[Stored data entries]
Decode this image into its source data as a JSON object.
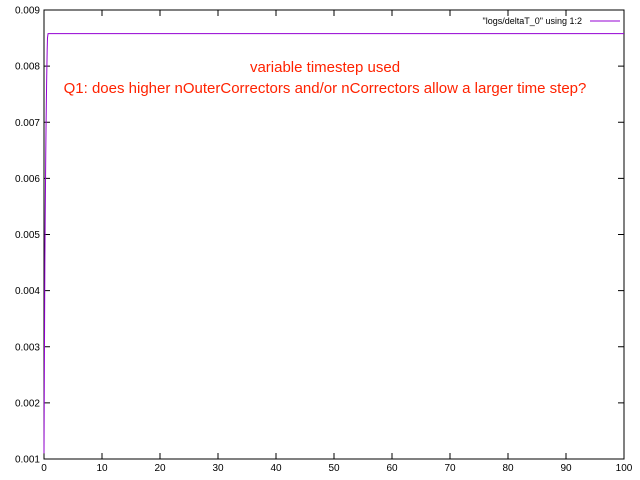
{
  "chart_data": {
    "type": "line",
    "xlim": [
      0,
      100
    ],
    "ylim": [
      0.001,
      0.009
    ],
    "x_ticks": [
      "0",
      "10",
      "20",
      "30",
      "40",
      "50",
      "60",
      "70",
      "80",
      "90",
      "100"
    ],
    "y_ticks": [
      "0.001",
      "0.002",
      "0.003",
      "0.004",
      "0.005",
      "0.006",
      "0.007",
      "0.008",
      "0.009"
    ],
    "grid": false,
    "legend_position": "top-right",
    "series": [
      {
        "name": "\"logs/deltaT_0\" using 1:2",
        "color": "#9400d3",
        "x": [
          0.0,
          0.05,
          0.1,
          0.15,
          0.2,
          0.25,
          0.3,
          0.35,
          0.4,
          0.45,
          0.5,
          0.55,
          0.6,
          0.7,
          0.8,
          1,
          5,
          10,
          20,
          30,
          40,
          50,
          60,
          70,
          80,
          90,
          100
        ],
        "y": [
          0.0011,
          0.0023,
          0.0034,
          0.0045,
          0.0052,
          0.0058,
          0.0064,
          0.0069,
          0.0073,
          0.0077,
          0.008,
          0.0083,
          0.0085,
          0.00858,
          0.00858,
          0.00858,
          0.00858,
          0.00858,
          0.00858,
          0.00858,
          0.00858,
          0.00858,
          0.00858,
          0.00858,
          0.00858,
          0.00858,
          0.00858
        ]
      }
    ],
    "annotations": [
      {
        "text": "variable timestep used",
        "color": "#ff2200"
      },
      {
        "text": "Q1: does higher nOuterCorrectors and/or nCorrectors allow a larger time step?",
        "color": "#ff2200"
      }
    ]
  }
}
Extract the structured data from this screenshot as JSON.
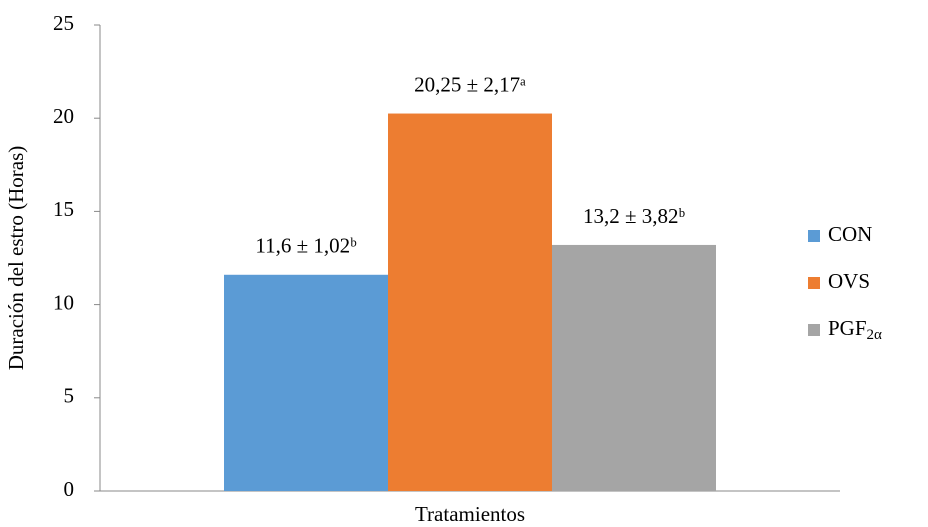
{
  "chart_data": {
    "type": "bar",
    "y_label": "Duración del estro (Horas)",
    "x_label": "Tratamientos",
    "categories": [
      null
    ],
    "series": [
      {
        "name": "CON",
        "color": "#5b9bd5",
        "values": [
          11.6
        ],
        "value_labels": [
          "11,6 ± 1,02ᵇ"
        ]
      },
      {
        "name": "OVS",
        "color": "#ed7d31",
        "values": [
          20.25
        ],
        "value_labels": [
          "20,25 ± 2,17ᵃ"
        ]
      },
      {
        "name": "PGF2α",
        "color": "#a5a5a5",
        "values": [
          13.2
        ],
        "value_labels": [
          "13,2 ± 3,82ᵇ"
        ]
      }
    ],
    "ylim": [
      0,
      25
    ],
    "yticks": [
      0,
      5,
      10,
      15,
      20,
      25
    ],
    "grid": false,
    "legend": "right"
  }
}
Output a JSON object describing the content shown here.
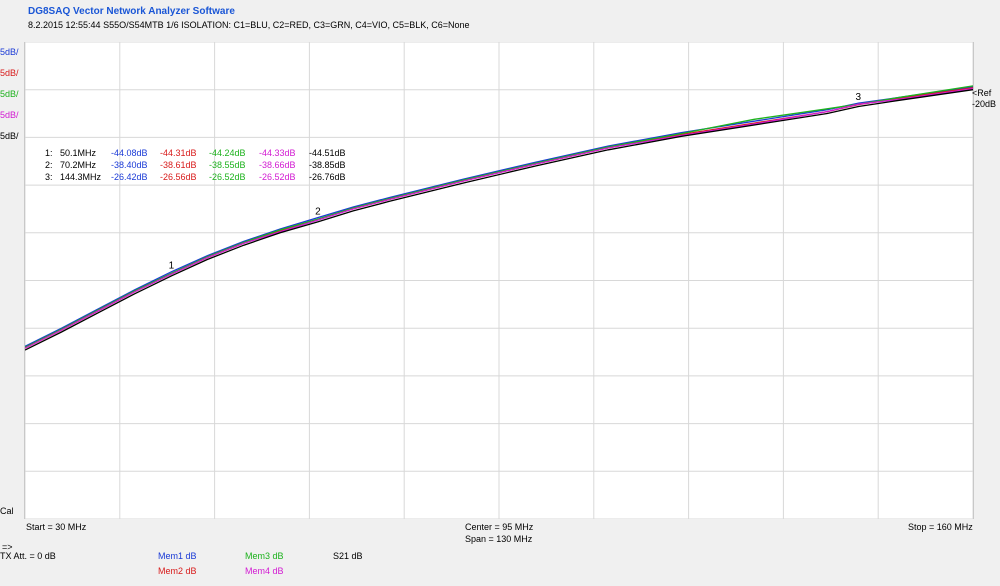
{
  "app": {
    "title": "DG8SAQ Vector Network Analyzer Software",
    "subtitle": "8.2.2015   12:55:44    S55O/S54MTB 1/6 ISOLATION: C1=BLU, C2=RED, C3=GRN, C4=VIO, C5=BLK, C6=None"
  },
  "left_scale_labels": [
    {
      "text": "5dB/",
      "color": "#1a3ad6"
    },
    {
      "text": "5dB/",
      "color": "#d81b1b"
    },
    {
      "text": "5dB/",
      "color": "#1db21d"
    },
    {
      "text": "5dB/",
      "color": "#d21bd2"
    },
    {
      "text": "5dB/",
      "color": "#000000"
    }
  ],
  "ref": {
    "line1": "<Ref",
    "line2": "-20dB"
  },
  "cal_label": "Cal",
  "marker_table": [
    {
      "id": "1:",
      "freq": "50.1MHz",
      "values": [
        "-44.08dB",
        "-44.31dB",
        "-44.24dB",
        "-44.33dB",
        "-44.51dB"
      ]
    },
    {
      "id": "2:",
      "freq": "70.2MHz",
      "values": [
        "-38.40dB",
        "-38.61dB",
        "-38.55dB",
        "-38.66dB",
        "-38.85dB"
      ]
    },
    {
      "id": "3:",
      "freq": "144.3MHz",
      "values": [
        "-26.42dB",
        "-26.56dB",
        "-26.52dB",
        "-26.52dB",
        "-26.76dB"
      ]
    }
  ],
  "bottom": {
    "start": "Start = 30 MHz",
    "center": "Center = 95 MHz",
    "span": "Span = 130 MHz",
    "stop": "Stop = 160 MHz",
    "arrow": "=>",
    "tx_att": "TX Att.  = 0 dB",
    "mem1": "Mem1 dB",
    "mem2": "Mem2 dB",
    "mem3": "Mem3 dB",
    "mem4": "Mem4 dB",
    "s21": "S21    dB"
  },
  "colors": {
    "c1": "#1a3ad6",
    "c2": "#d81b1b",
    "c3": "#1db21d",
    "c4": "#d21bd2",
    "c5": "#000000",
    "grid": "#d8d8d8"
  },
  "chart_data": {
    "type": "line",
    "xlabel": "",
    "ylabel": "",
    "xlim": [
      30,
      160
    ],
    "ylim": [
      -70,
      -20
    ],
    "x_divisions": 10,
    "y_divisions": 10,
    "grid": true,
    "reference_level": -20,
    "scale_per_div": 5,
    "x": [
      30,
      35,
      40,
      45,
      50.1,
      55,
      60,
      65,
      70.2,
      75,
      80,
      90,
      100,
      110,
      120,
      130,
      140,
      144.3,
      150,
      160
    ],
    "series": [
      {
        "name": "C1",
        "color": "#1a3ad6",
        "values": [
          -51.9,
          -50.0,
          -48.0,
          -46.0,
          -44.08,
          -42.4,
          -40.9,
          -39.6,
          -38.4,
          -37.3,
          -36.3,
          -34.4,
          -32.6,
          -30.9,
          -29.5,
          -28.3,
          -27.1,
          -26.42,
          -25.8,
          -24.7
        ]
      },
      {
        "name": "C2",
        "color": "#d81b1b",
        "values": [
          -52.1,
          -50.2,
          -48.2,
          -46.2,
          -44.31,
          -42.6,
          -41.1,
          -39.8,
          -38.61,
          -37.5,
          -36.5,
          -34.6,
          -32.8,
          -31.1,
          -29.7,
          -28.5,
          -27.3,
          -26.56,
          -25.9,
          -24.8
        ]
      },
      {
        "name": "C3",
        "color": "#1db21d",
        "values": [
          -52.0,
          -50.1,
          -48.1,
          -46.1,
          -44.24,
          -42.5,
          -41.0,
          -39.7,
          -38.55,
          -37.4,
          -36.4,
          -34.5,
          -32.7,
          -31.0,
          -29.6,
          -28.1,
          -27.0,
          -26.52,
          -25.8,
          -24.6
        ]
      },
      {
        "name": "C4",
        "color": "#d21bd2",
        "values": [
          -52.1,
          -50.2,
          -48.2,
          -46.2,
          -44.33,
          -42.6,
          -41.1,
          -39.9,
          -38.66,
          -37.5,
          -36.5,
          -34.6,
          -32.8,
          -31.1,
          -29.8,
          -28.6,
          -27.3,
          -26.52,
          -26.0,
          -24.9
        ]
      },
      {
        "name": "C5",
        "color": "#000000",
        "values": [
          -52.3,
          -50.4,
          -48.4,
          -46.4,
          -44.51,
          -42.8,
          -41.3,
          -40.0,
          -38.85,
          -37.7,
          -36.7,
          -34.8,
          -33.0,
          -31.3,
          -29.9,
          -28.7,
          -27.5,
          -26.76,
          -26.1,
          -25.0
        ]
      }
    ],
    "markers": [
      {
        "label": "1",
        "x": 50.1
      },
      {
        "label": "2",
        "x": 70.2
      },
      {
        "label": "3",
        "x": 144.3
      }
    ]
  }
}
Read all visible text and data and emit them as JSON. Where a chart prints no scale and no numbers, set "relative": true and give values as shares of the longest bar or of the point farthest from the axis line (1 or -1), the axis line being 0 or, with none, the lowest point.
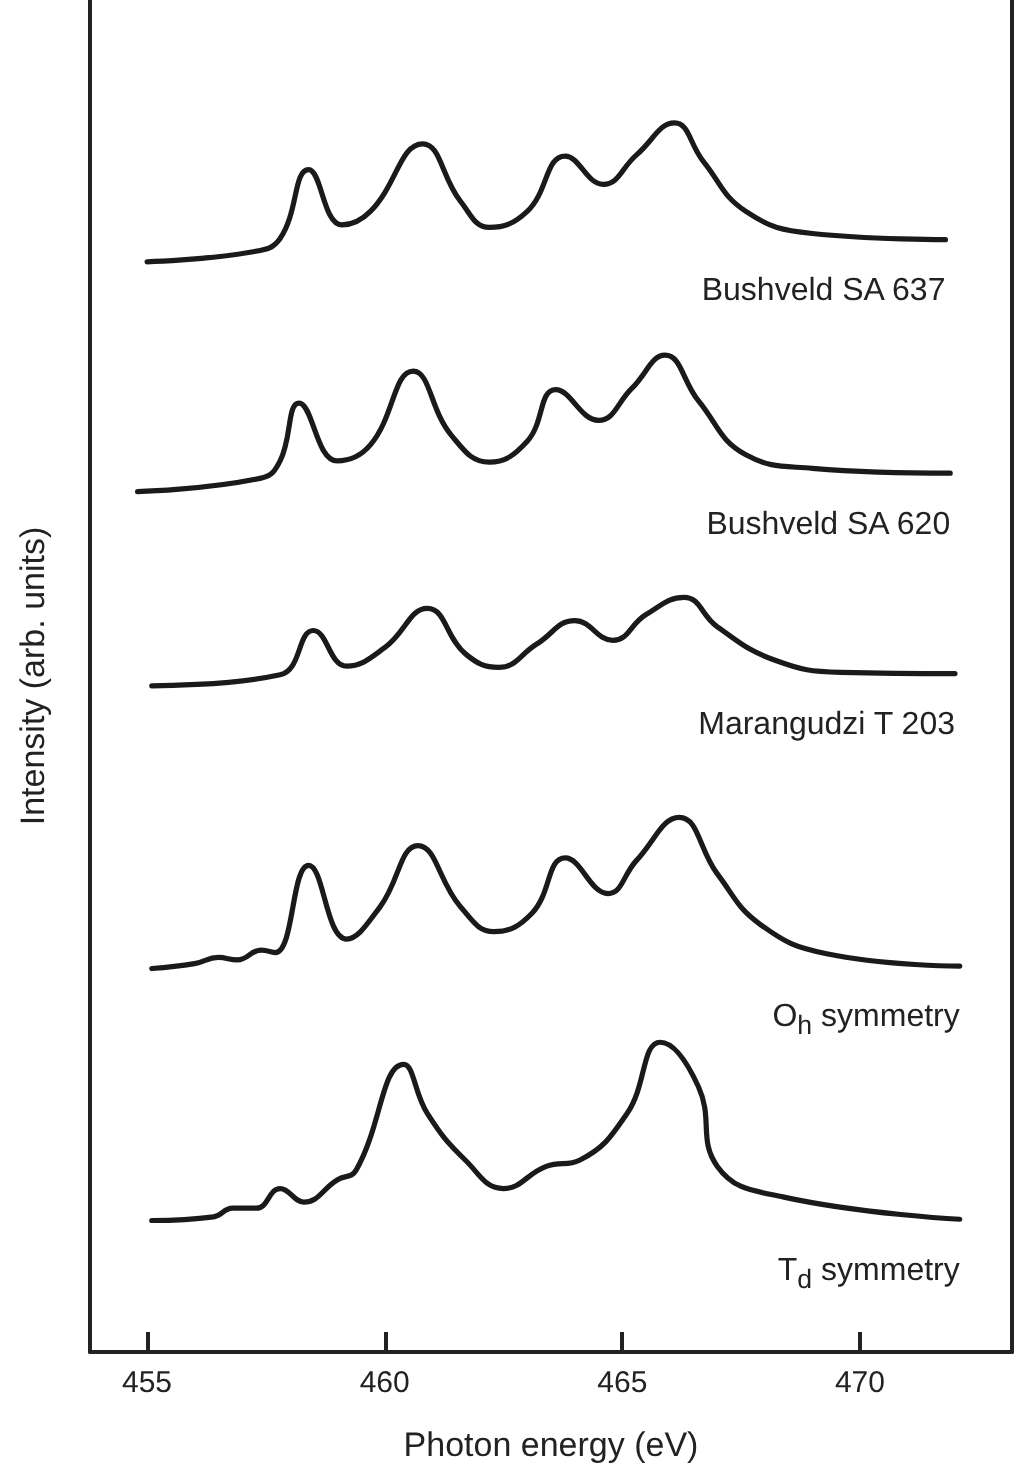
{
  "chart_data": {
    "type": "line",
    "relative": true,
    "xlabel": "Photon energy (eV)",
    "ylabel": "Intensity (arb. units)",
    "xlim": [
      453.8,
      473.2
    ],
    "xticks": [
      455,
      460,
      465,
      470
    ],
    "grid": false,
    "legend": false,
    "marker": "none",
    "line_style": "solid",
    "series": [
      {
        "name": "Bushveld SA 637",
        "color": "#1a1a1a",
        "x": [
          455.0,
          457.2,
          457.8,
          458.4,
          459.1,
          459.7,
          460.8,
          461.6,
          462.2,
          463.0,
          463.8,
          464.6,
          465.3,
          466.1,
          466.7,
          467.6,
          469.0,
          471.8
        ],
        "values": [
          0.887,
          0.895,
          0.906,
          0.962,
          0.917,
          0.928,
          0.983,
          0.936,
          0.915,
          0.928,
          0.973,
          0.95,
          0.974,
          1.0,
          0.969,
          0.928,
          0.91,
          0.905
        ]
      },
      {
        "name": "Bushveld SA 620",
        "color": "#1a1a1a",
        "x": [
          454.8,
          457.4,
          457.8,
          458.2,
          459.0,
          459.7,
          460.6,
          461.4,
          462.2,
          463.0,
          463.6,
          464.5,
          465.2,
          465.9,
          466.6,
          467.6,
          469.0,
          471.9
        ],
        "values": [
          0.7,
          0.711,
          0.725,
          0.772,
          0.725,
          0.738,
          0.798,
          0.746,
          0.724,
          0.741,
          0.783,
          0.758,
          0.784,
          0.811,
          0.774,
          0.73,
          0.719,
          0.715
        ]
      },
      {
        "name": "Marangudzi T 203",
        "color": "#1a1a1a",
        "x": [
          455.1,
          457.8,
          458.5,
          459.2,
          460.0,
          460.9,
          461.7,
          462.4,
          463.2,
          464.0,
          464.8,
          465.5,
          466.3,
          467.0,
          468.2,
          469.6,
          472.0
        ],
        "values": [
          0.542,
          0.551,
          0.587,
          0.558,
          0.573,
          0.605,
          0.568,
          0.557,
          0.576,
          0.595,
          0.579,
          0.6,
          0.614,
          0.59,
          0.563,
          0.553,
          0.552
        ]
      },
      {
        "name": "O$_{h}$ symmetry",
        "color": "#1a1a1a",
        "x": [
          455.1,
          456.0,
          456.5,
          456.9,
          457.4,
          457.7,
          458.4,
          459.2,
          459.9,
          460.7,
          461.6,
          462.3,
          463.1,
          463.8,
          464.7,
          465.3,
          466.2,
          467.0,
          467.9,
          469.3,
          472.1
        ],
        "values": [
          0.312,
          0.316,
          0.321,
          0.319,
          0.327,
          0.325,
          0.396,
          0.336,
          0.362,
          0.412,
          0.362,
          0.342,
          0.357,
          0.402,
          0.373,
          0.4,
          0.435,
          0.389,
          0.348,
          0.324,
          0.314
        ]
      },
      {
        "name": "T$_{d}$ symmetry",
        "color": "#1a1a1a",
        "x": [
          455.1,
          456.4,
          456.8,
          457.3,
          457.8,
          458.3,
          459.0,
          459.4,
          460.4,
          460.9,
          461.7,
          462.5,
          463.4,
          464.1,
          465.1,
          465.8,
          466.6,
          467.0,
          468.4,
          472.1
        ],
        "values": [
          0.107,
          0.11,
          0.117,
          0.117,
          0.133,
          0.122,
          0.14,
          0.148,
          0.234,
          0.194,
          0.156,
          0.133,
          0.151,
          0.156,
          0.194,
          0.252,
          0.216,
          0.151,
          0.126,
          0.108
        ]
      }
    ]
  }
}
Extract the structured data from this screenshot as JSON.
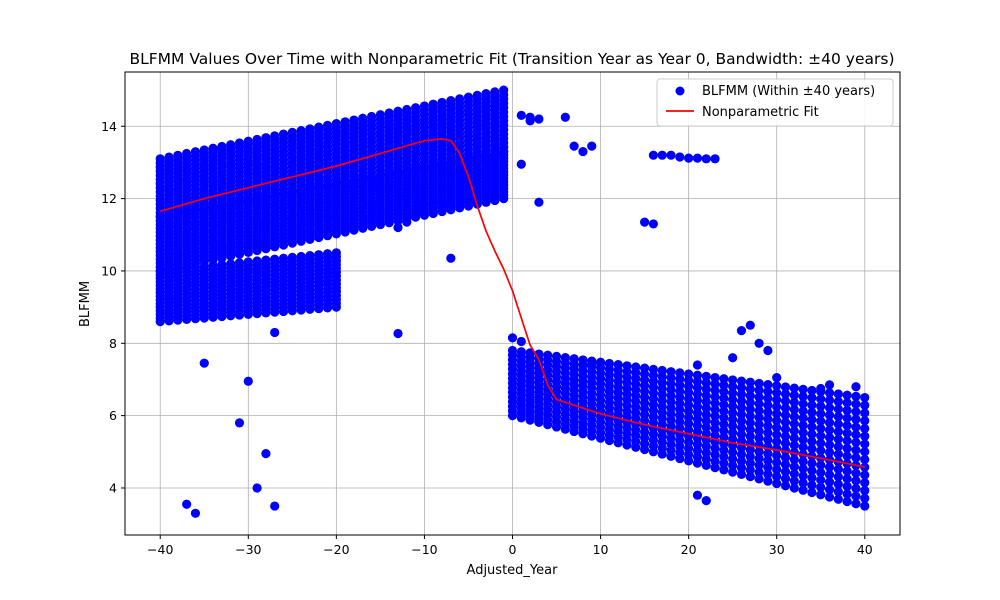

PROBLEM DETAILS » Check each line of the data above for the word "relative", then state how many lines have it. Give the number alone.

EXERCISE SOLUTION » 2